*Dataset records*
++++++++++++++++++++
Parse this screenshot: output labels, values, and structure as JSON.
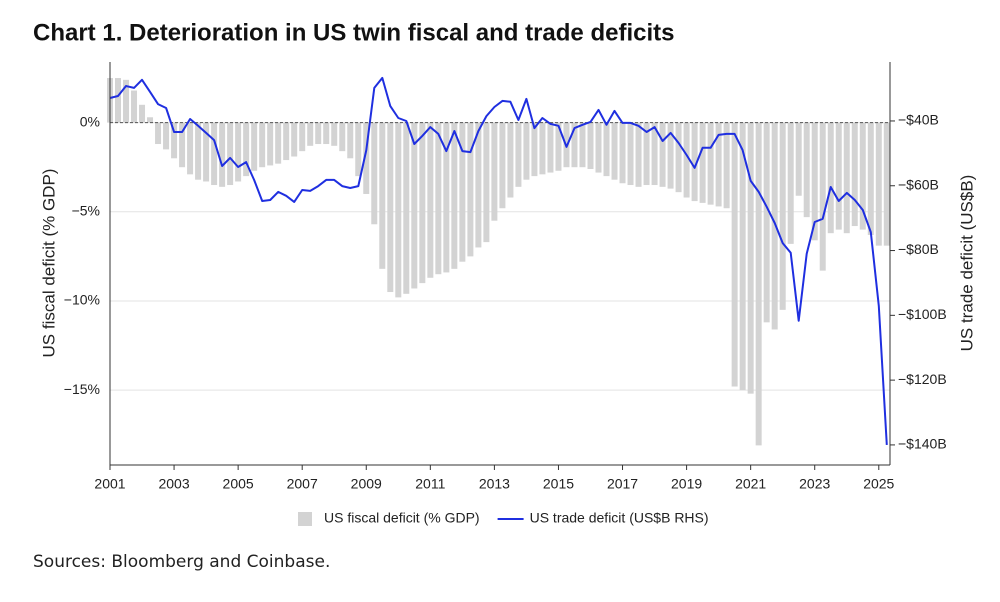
{
  "chart_data": {
    "type": "combo",
    "title": "Chart 1. Deterioration in US twin fiscal and trade deficits",
    "source": "Sources: Bloomberg and Coinbase.",
    "y_label": "US fiscal deficit (% GDP)",
    "y2_label": "US trade deficit (US$B)",
    "x": [
      2001,
      2001.25,
      2001.5,
      2001.75,
      2002,
      2002.25,
      2002.5,
      2002.75,
      2003,
      2003.25,
      2003.5,
      2003.75,
      2004,
      2004.25,
      2004.5,
      2004.75,
      2005,
      2005.25,
      2005.5,
      2005.75,
      2006,
      2006.25,
      2006.5,
      2006.75,
      2007,
      2007.25,
      2007.5,
      2007.75,
      2008,
      2008.25,
      2008.5,
      2008.75,
      2009,
      2009.25,
      2009.5,
      2009.75,
      2010,
      2010.25,
      2010.5,
      2010.75,
      2011,
      2011.25,
      2011.5,
      2011.75,
      2012,
      2012.25,
      2012.5,
      2012.75,
      2013,
      2013.25,
      2013.5,
      2013.75,
      2014,
      2014.25,
      2014.5,
      2014.75,
      2015,
      2015.25,
      2015.5,
      2015.75,
      2016,
      2016.25,
      2016.5,
      2016.75,
      2017,
      2017.25,
      2017.5,
      2017.75,
      2018,
      2018.25,
      2018.5,
      2018.75,
      2019,
      2019.25,
      2019.5,
      2019.75,
      2020,
      2020.25,
      2020.5,
      2020.75,
      2021,
      2021.25,
      2021.5,
      2021.75,
      2022,
      2022.25,
      2022.5,
      2022.75,
      2023,
      2023.25,
      2023.5,
      2023.75,
      2024,
      2024.25,
      2024.5,
      2024.75,
      2025,
      2025.25
    ],
    "series": [
      {
        "name": "US fiscal deficit (% GDP)",
        "type": "bar",
        "color": "#d3d3d3",
        "values": [
          2.5,
          2.5,
          2.4,
          1.8,
          1.0,
          0.3,
          -1.2,
          -1.5,
          -2.0,
          -2.5,
          -2.9,
          -3.2,
          -3.3,
          -3.5,
          -3.6,
          -3.5,
          -3.3,
          -3.0,
          -2.7,
          -2.5,
          -2.4,
          -2.3,
          -2.1,
          -1.9,
          -1.6,
          -1.3,
          -1.2,
          -1.2,
          -1.3,
          -1.6,
          -2.0,
          -3.0,
          -4.0,
          -5.7,
          -8.2,
          -9.5,
          -9.8,
          -9.6,
          -9.3,
          -9.0,
          -8.7,
          -8.5,
          -8.4,
          -8.2,
          -7.8,
          -7.5,
          -7.0,
          -6.7,
          -5.5,
          -4.8,
          -4.2,
          -3.6,
          -3.2,
          -3.0,
          -2.9,
          -2.8,
          -2.7,
          -2.5,
          -2.5,
          -2.5,
          -2.6,
          -2.8,
          -3.0,
          -3.2,
          -3.4,
          -3.5,
          -3.6,
          -3.5,
          -3.5,
          -3.6,
          -3.7,
          -3.9,
          -4.2,
          -4.4,
          -4.5,
          -4.6,
          -4.7,
          -4.8,
          -14.8,
          -15.0,
          -15.2,
          -18.1,
          -11.2,
          -11.6,
          -10.5,
          -6.8,
          -4.1,
          -5.3,
          -6.6,
          -8.3,
          -6.2,
          -6.0,
          -6.2,
          -5.8,
          -6.0,
          -6.3,
          -6.9,
          -6.9
        ]
      },
      {
        "name": "US trade deficit (US$B RHS)",
        "type": "line",
        "axis": "y2",
        "color": "#1f2fe0",
        "values": [
          -32.9,
          -32.3,
          -29.2,
          -29.8,
          -27.3,
          -31,
          -34.8,
          -36,
          -43.4,
          -43.4,
          -39.4,
          -41.5,
          -43.7,
          -45.9,
          -53.9,
          -51.4,
          -54.2,
          -52.7,
          -58.2,
          -64.7,
          -64.4,
          -61.9,
          -63.1,
          -65,
          -61.3,
          -61.6,
          -60.1,
          -58.2,
          -58.2,
          -60.1,
          -60.7,
          -60.1,
          -49,
          -29.8,
          -26.7,
          -35.4,
          -39.1,
          -40,
          -47.1,
          -44.6,
          -41.9,
          -44,
          -49.3,
          -43.1,
          -49.3,
          -49.6,
          -43.1,
          -38.5,
          -35.7,
          -33.8,
          -34.1,
          -39.7,
          -33.2,
          -42.2,
          -39.1,
          -40.9,
          -41.5,
          -48,
          -42.2,
          -41.2,
          -40.3,
          -36.6,
          -41.2,
          -36.9,
          -40.6,
          -40.6,
          -41.5,
          -43.4,
          -41.9,
          -46.2,
          -43.7,
          -46.8,
          -50.5,
          -54.5,
          -48.3,
          -48.3,
          -44.3,
          -44,
          -44,
          -49,
          -58.5,
          -61.9,
          -66.5,
          -71.5,
          -77.7,
          -80.7,
          -101.7,
          -81,
          -71.2,
          -70.2,
          -60.4,
          -64.7,
          -62.2,
          -64.4,
          -67.5,
          -74.3,
          -97.1,
          -140
        ]
      }
    ],
    "xlim": [
      2001,
      2025.35
    ],
    "xticks": [
      2001,
      2003,
      2005,
      2007,
      2009,
      2011,
      2013,
      2015,
      2017,
      2019,
      2021,
      2023,
      2025
    ],
    "ylim": [
      -19.2,
      3.4
    ],
    "yticks": [
      {
        "value": 0,
        "label": "0%"
      },
      {
        "value": -5,
        "label": "−5%"
      },
      {
        "value": -10,
        "label": "−10%"
      },
      {
        "value": -15,
        "label": "−15%"
      }
    ],
    "y2lim": [
      -146.2,
      -21.8
    ],
    "y2ticks": [
      {
        "value": -40,
        "label": "−$40B"
      },
      {
        "value": -60,
        "label": "−$60B"
      },
      {
        "value": -80,
        "label": "−$80B"
      },
      {
        "value": -100,
        "label": "−$100B"
      },
      {
        "value": -120,
        "label": "−$120B"
      },
      {
        "value": -140,
        "label": "−$140B"
      }
    ],
    "grid": true,
    "legend": "bottom"
  }
}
++++++++++++++++++++
*What is asked*
Find every line in the records that contains the word "name"; copy those lines.

*Reply*
        "name": "US fiscal deficit (% GDP)",
        "name": "US trade deficit (US$B RHS)",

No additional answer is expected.